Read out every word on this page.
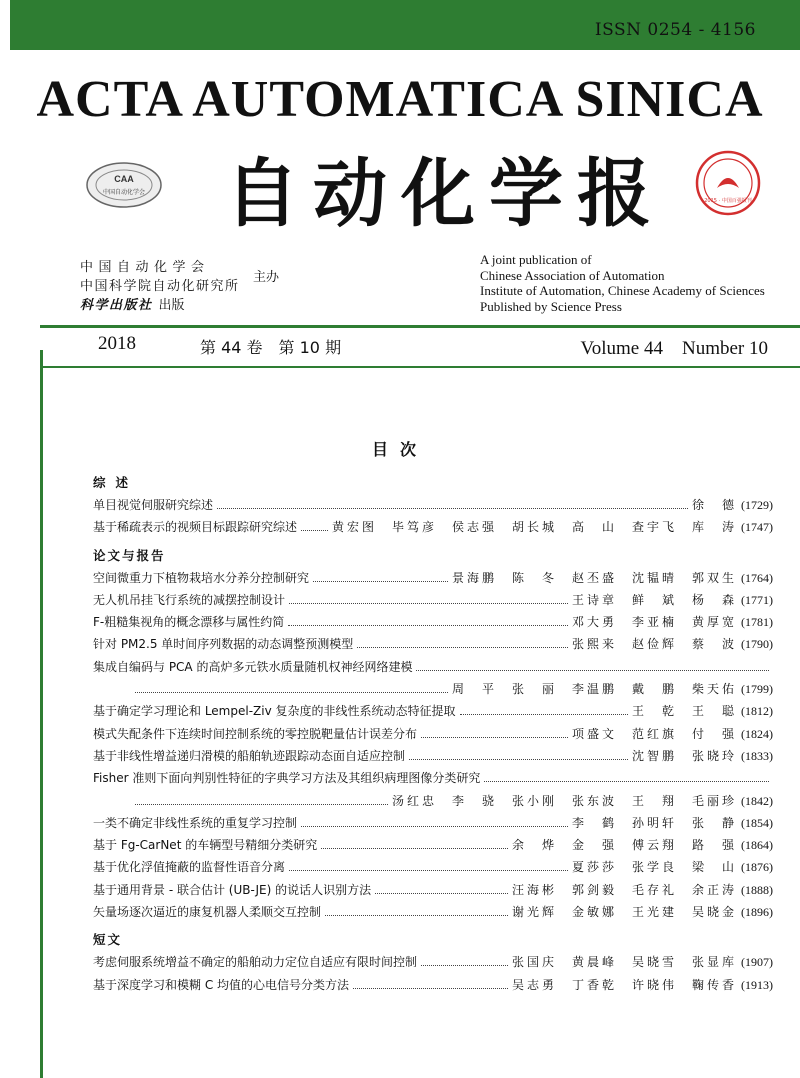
ISSN 0254 - 4156
ACTA AUTOMATICA SINICA
CAA
中国自动化学会 自动化学报	2015 · 中国百强报刊
中国自动化学会
中国科学院自动化研究所
科学出版社 出版
主办
A joint publication of
Chinese Association of Automation
Institute of Automation, Chinese Academy of Sciences
Published by Science Press
2018	第 44 卷　第 10 期	Volume 44　Number 10
目次
综述
单目视觉伺服研究综述	徐　德 (1729)
基于稀疏表示的视频目标跟踪研究综述	黄宏图　毕笃彦　侯志强　胡长城　高　山　查宇飞　库　涛 (1747)
论文与报告
空间微重力下植物栽培水分养分控制研究	景海鹏　陈　冬　赵丕盛　沈韫晴　郭双生 (1764)
无人机吊挂飞行系统的减摆控制设计	王诗章　鲜　斌　杨　森 (1771)
F-粗糙集视角的概念漂移与属性约简	邓大勇　李亚楠　黄厚宽 (1781)
针对 PM2.5 单时间序列数据的动态调整预测模型	张熙来　赵俭辉　蔡　波 (1790)
集成自编码与 PCA 的高炉多元铁水质量随机权神经网络建模
周　平　张　丽　李温鹏　戴　鹏　柴天佑 (1799)
基于确定学习理论和 Lempel-Ziv 复杂度的非线性系统动态特征提取	王　乾　王　聪 (1812)
模式失配条件下连续时间控制系统的零控脱靶量估计误差分布	项盛文　范红旗　付　强 (1824)
基于非线性增益递归滑模的船舶轨迹跟踪动态面自适应控制	沈智鹏　张晓玲 (1833)
Fisher 准则下面向判别性特征的字典学习方法及其组织病理图像分类研究
汤红忠　李　骁　张小刚　张东波　王　翔　毛丽珍 (1842)
一类不确定非线性系统的重复学习控制	李　鹤　孙明轩　张　静 (1854)
基于 Fg-CarNet 的车辆型号精细分类研究	余　烨　金　强　傅云翔　路　强 (1864)
基于优化浮值掩蔽的监督性语音分离	夏莎莎　张学良　梁　山 (1876)
基于通用背景 - 联合估计 (UB-JE) 的说话人识别方法	汪海彬　郭剑毅　毛存礼　余正涛 (1888)
矢量场逐次逼近的康复机器人柔顺交互控制	谢光辉　金敏娜　王光建　吴晓金 (1896)
短文
考虑伺服系统增益不确定的船舶动力定位自适应有限时间控制	张国庆　黄晨峰　吴晓雪　张显库 (1907)
基于深度学习和模糊 C 均值的心电信号分类方法	吴志勇　丁香乾　许晓伟　鞠传香 (1913)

---

→ What you are asked to do: Leave out every line without the string "Chinese" and copy the rest.

→ Final answer:
Chinese Association of Automation
Institute of Automation, Chinese Academy of Sciences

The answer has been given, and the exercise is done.